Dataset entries

══════

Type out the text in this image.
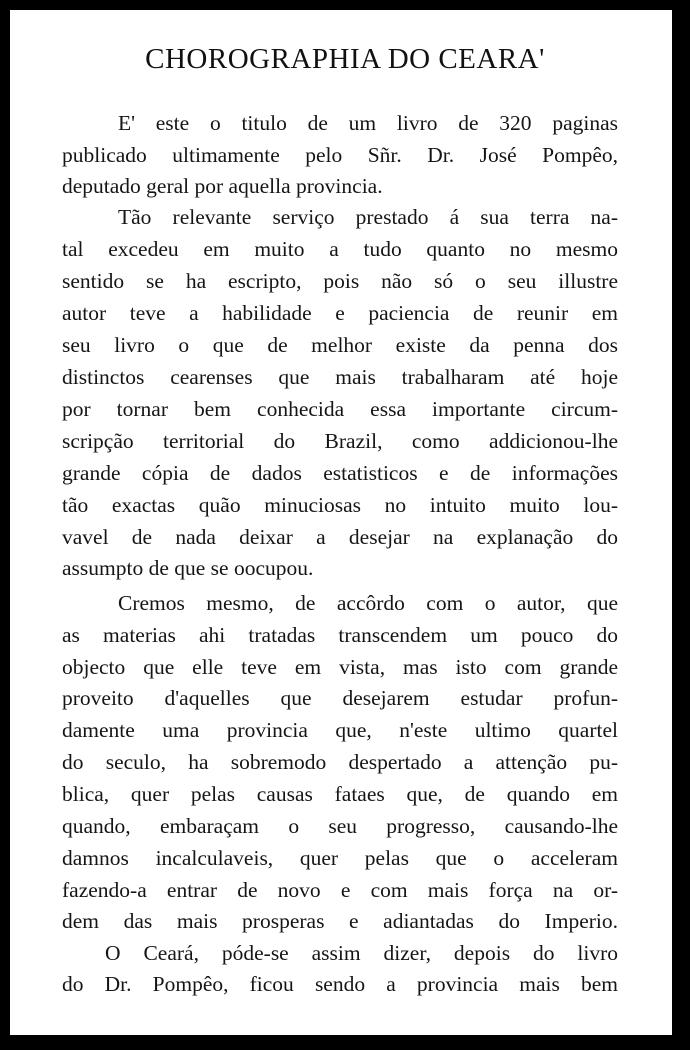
CHOROGRAPHIA DO CEARA'
E' este o titulo de um livro de 320 paginas
publicado ultimamente pelo Sñr. Dr. José Pompêo,
deputado geral por aquella provincia.
Tão relevante serviço prestado á sua terra na-
tal excedeu em muito a tudo quanto no mesmo
sentido se ha escripto, pois não só o seu illustre
autor teve a habilidade e paciencia de reunir em
seu livro o que de melhor existe da penna dos
distinctos cearenses que mais trabalharam até hoje
por tornar bem conhecida essa importante circum-
scripção territorial do Brazil, como addicionou-lhe
grande cópia de dados estatisticos e de informações
tão exactas quão minuciosas no intuito muito lou-
vavel de nada deixar a desejar na explanação do
assumpto de que se oocupou.
Cremos mesmo, de accôrdo com o autor, que
as materias ahi tratadas transcendem um pouco do
objecto que elle teve em vista, mas isto com grande
proveito d'aquelles que desejarem estudar profun-
damente uma provincia que, n'este ultimo quartel
do seculo, ha sobremodo despertado a attenção pu-
blica, quer pelas causas fataes que, de quando em
quando, embaraçam o seu progresso, causando-lhe
damnos incalculaveis, quer pelas que o acceleram
fazendo-a entrar de novo e com mais força na or-
dem das mais prosperas e adiantadas do Imperio.
O Ceará, póde-se assim dizer, depois do livro
do Dr. Pompêo, ficou sendo a provincia mais bem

══════

Exercise aim ▸ Filter the entries and copy out every line with the word "autor".

Solution ▸
autor teve a habilidade e paciencia de reunir em
Cremos mesmo, de accôrdo com o autor, que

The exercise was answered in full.